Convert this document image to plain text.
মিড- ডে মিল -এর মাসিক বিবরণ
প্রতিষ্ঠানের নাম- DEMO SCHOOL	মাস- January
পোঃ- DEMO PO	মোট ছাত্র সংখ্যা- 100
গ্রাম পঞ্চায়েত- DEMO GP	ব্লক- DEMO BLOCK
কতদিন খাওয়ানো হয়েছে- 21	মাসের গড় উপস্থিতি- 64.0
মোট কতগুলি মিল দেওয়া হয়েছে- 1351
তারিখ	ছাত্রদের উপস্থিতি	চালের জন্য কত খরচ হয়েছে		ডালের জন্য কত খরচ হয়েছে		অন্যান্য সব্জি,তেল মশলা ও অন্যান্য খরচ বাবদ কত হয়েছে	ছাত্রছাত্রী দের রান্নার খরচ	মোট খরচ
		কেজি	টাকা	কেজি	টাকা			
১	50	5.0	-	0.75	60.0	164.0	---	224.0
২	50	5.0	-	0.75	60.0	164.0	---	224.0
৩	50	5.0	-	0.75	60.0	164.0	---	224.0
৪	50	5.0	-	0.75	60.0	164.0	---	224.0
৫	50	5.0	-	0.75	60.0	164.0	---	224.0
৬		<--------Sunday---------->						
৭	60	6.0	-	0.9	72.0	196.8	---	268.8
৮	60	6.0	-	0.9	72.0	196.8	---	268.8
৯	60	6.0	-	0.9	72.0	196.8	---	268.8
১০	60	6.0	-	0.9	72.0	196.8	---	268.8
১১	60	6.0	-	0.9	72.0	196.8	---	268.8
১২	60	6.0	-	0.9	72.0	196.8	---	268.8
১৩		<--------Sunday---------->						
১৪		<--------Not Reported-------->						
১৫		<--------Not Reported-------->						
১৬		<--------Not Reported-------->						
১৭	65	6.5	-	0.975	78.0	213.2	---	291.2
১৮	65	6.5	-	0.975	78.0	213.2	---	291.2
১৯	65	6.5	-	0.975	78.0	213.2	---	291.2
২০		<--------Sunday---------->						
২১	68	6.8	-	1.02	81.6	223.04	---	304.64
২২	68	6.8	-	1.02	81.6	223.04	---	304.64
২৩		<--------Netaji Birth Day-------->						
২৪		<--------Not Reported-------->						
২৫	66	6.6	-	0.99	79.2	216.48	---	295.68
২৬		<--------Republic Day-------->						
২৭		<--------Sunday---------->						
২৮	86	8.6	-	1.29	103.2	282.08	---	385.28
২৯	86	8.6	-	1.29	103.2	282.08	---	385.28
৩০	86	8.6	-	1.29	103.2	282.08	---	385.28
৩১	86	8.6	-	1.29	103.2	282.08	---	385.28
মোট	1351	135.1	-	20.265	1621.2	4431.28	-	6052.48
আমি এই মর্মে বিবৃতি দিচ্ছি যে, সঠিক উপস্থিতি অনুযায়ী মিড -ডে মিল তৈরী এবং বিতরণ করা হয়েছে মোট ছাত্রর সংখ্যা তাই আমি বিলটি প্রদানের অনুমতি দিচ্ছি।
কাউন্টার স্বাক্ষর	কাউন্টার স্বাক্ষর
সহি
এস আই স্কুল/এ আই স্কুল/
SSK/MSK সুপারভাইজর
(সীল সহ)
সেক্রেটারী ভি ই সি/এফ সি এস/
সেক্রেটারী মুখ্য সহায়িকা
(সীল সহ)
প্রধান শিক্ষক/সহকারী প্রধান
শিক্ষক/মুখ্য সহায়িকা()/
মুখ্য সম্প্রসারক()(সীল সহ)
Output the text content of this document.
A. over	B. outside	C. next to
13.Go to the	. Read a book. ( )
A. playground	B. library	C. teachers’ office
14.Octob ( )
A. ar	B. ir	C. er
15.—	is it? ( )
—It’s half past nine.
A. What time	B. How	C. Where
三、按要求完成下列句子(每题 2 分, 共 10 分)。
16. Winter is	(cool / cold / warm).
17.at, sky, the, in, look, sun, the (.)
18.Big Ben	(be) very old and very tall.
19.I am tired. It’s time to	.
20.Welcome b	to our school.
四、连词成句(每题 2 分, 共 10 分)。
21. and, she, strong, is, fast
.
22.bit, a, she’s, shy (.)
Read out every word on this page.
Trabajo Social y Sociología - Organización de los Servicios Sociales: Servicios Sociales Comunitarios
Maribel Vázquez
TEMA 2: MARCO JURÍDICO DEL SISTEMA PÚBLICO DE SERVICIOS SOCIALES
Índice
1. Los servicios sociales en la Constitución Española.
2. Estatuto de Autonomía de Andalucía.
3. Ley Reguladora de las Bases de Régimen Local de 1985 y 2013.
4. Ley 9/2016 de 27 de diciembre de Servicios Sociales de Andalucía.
□ □ □ □ □
* **GOAL**:
Find each line holding the string "document" and copy it out.

* **SOLUTION TO THIS PROBLEM**:
Convert this document image to plain text.
Output the text content of this document.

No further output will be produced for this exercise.